──────── Records

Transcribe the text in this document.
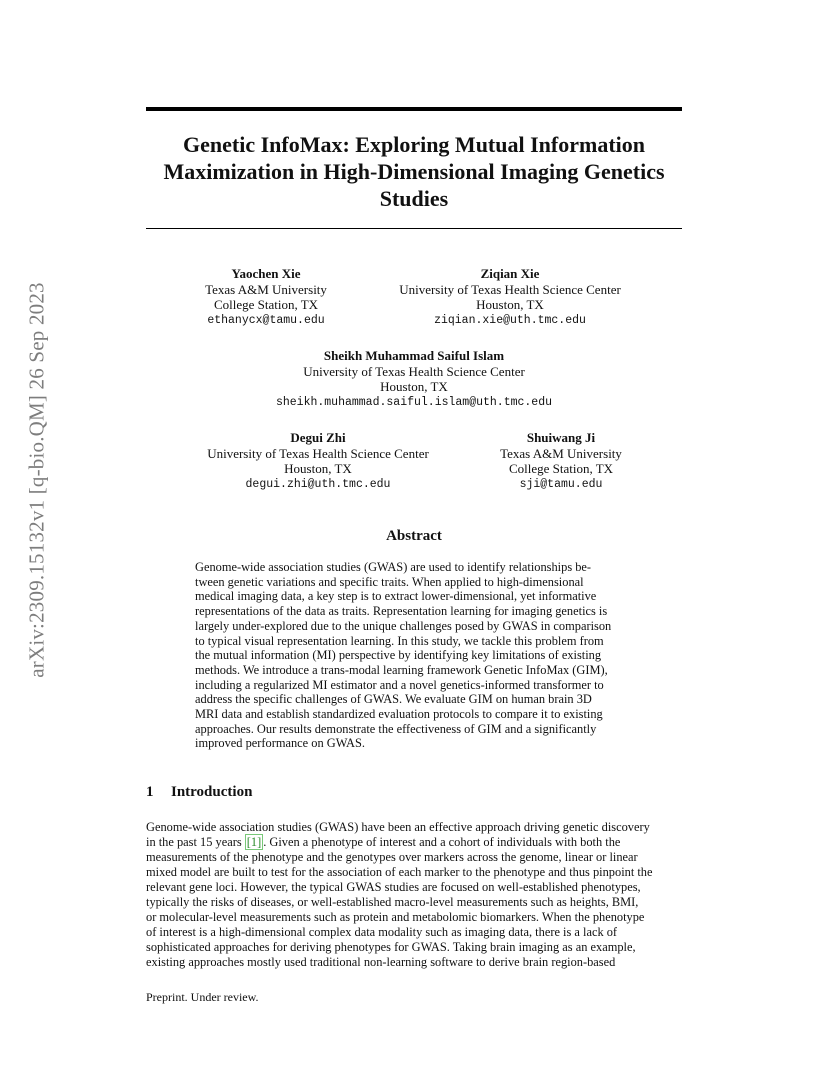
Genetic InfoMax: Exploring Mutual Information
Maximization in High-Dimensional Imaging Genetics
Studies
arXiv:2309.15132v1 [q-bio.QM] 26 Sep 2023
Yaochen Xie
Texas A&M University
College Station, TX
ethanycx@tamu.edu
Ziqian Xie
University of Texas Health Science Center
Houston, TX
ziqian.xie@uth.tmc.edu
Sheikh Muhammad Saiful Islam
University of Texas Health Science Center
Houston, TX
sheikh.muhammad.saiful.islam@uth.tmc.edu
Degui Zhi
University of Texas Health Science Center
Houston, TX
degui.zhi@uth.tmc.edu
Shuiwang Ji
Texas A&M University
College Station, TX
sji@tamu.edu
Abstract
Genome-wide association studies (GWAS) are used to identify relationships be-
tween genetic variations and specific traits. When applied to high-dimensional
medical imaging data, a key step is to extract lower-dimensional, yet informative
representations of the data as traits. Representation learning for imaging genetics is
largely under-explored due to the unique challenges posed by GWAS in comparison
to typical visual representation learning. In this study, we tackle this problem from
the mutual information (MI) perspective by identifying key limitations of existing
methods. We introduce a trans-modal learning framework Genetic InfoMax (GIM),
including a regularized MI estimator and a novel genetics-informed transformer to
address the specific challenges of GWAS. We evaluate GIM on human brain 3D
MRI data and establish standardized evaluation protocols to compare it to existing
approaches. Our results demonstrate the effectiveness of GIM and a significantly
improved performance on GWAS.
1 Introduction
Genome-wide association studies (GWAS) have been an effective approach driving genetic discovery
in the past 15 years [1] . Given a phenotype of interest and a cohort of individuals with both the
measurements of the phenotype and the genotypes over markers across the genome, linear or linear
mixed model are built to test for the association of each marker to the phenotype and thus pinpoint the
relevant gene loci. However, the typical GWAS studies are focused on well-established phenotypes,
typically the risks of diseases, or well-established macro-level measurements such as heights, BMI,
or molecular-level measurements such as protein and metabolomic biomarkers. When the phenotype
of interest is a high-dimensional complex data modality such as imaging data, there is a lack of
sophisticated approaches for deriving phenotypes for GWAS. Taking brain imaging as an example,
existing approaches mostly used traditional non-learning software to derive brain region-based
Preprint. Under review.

────────────────
──────── Records

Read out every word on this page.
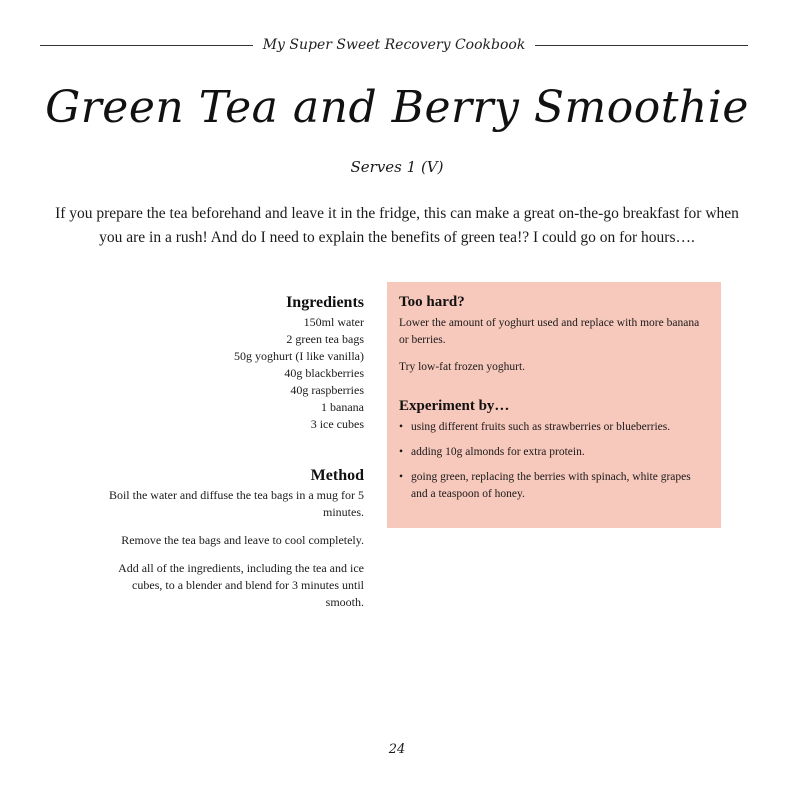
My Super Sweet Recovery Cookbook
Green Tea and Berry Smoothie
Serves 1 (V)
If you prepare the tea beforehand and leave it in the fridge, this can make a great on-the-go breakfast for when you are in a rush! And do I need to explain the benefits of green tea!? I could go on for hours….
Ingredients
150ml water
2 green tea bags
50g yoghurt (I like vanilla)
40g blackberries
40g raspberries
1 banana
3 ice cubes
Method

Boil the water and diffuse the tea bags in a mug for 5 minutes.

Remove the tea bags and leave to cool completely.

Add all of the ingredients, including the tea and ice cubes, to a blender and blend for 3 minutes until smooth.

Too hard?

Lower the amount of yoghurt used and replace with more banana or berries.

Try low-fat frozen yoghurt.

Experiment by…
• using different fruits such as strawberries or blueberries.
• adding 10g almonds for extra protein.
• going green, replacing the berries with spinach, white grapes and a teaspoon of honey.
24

────────────────

**What is expected:** Answer with a number only: how many lines above have the word "phenotypes"?

**Answer to this problem:** 2